**BRIEF:** Print the entries below in their entirety, exactly as they are written.

====== INPUT DATA ======

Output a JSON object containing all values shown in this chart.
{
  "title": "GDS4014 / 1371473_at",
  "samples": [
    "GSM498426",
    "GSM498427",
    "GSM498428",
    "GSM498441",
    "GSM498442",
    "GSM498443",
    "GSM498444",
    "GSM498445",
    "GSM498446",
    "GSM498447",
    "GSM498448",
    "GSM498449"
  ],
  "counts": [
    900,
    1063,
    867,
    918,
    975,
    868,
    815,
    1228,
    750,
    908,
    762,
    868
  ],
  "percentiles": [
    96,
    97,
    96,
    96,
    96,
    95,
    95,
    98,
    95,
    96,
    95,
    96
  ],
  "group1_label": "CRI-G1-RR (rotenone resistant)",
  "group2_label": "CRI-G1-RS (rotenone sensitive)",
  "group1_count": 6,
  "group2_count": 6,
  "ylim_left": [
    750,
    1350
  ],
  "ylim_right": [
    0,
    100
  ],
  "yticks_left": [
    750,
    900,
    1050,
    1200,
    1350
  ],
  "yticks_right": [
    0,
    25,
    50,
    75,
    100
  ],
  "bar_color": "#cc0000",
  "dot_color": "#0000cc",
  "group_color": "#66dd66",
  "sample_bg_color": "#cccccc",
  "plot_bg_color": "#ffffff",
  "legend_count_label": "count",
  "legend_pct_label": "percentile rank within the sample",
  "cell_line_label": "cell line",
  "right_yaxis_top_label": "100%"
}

======

**ANSWER FOR THIS EXERCISE:**
Output a JSON object containing all values shown in this chart.
{
  "title": "GDS4014 / 1371473_at",
  "samples": [
    "GSM498426",
    "GSM498427",
    "GSM498428",
    "GSM498441",
    "GSM498442",
    "GSM498443",
    "GSM498444",
    "GSM498445",
    "GSM498446",
    "GSM498447",
    "GSM498448",
    "GSM498449"
  ],
  "counts": [
    900,
    1063,
    867,
    918,
    975,
    868,
    815,
    1228,
    750,
    908,
    762,
    868
  ],
  "percentiles": [
    96,
    97,
    96,
    96,
    96,
    95,
    95,
    98,
    95,
    96,
    95,
    96
  ],
  "group1_label": "CRI-G1-RR (rotenone resistant)",
  "group2_label": "CRI-G1-RS (rotenone sensitive)",
  "group1_count": 6,
  "group2_count": 6,
  "ylim_left": [
    750,
    1350
  ],
  "ylim_right": [
    0,
    100
  ],
  "yticks_left": [
    750,
    900,
    1050,
    1200,
    1350
  ],
  "yticks_right": [
    0,
    25,
    50,
    75,
    100
  ],
  "bar_color": "#cc0000",
  "dot_color": "#0000cc",
  "group_color": "#66dd66",
  "sample_bg_color": "#cccccc",
  "plot_bg_color": "#ffffff",
  "legend_count_label": "count",
  "legend_pct_label": "percentile rank within the sample",
  "cell_line_label": "cell line",
  "right_yaxis_top_label": "100%"
}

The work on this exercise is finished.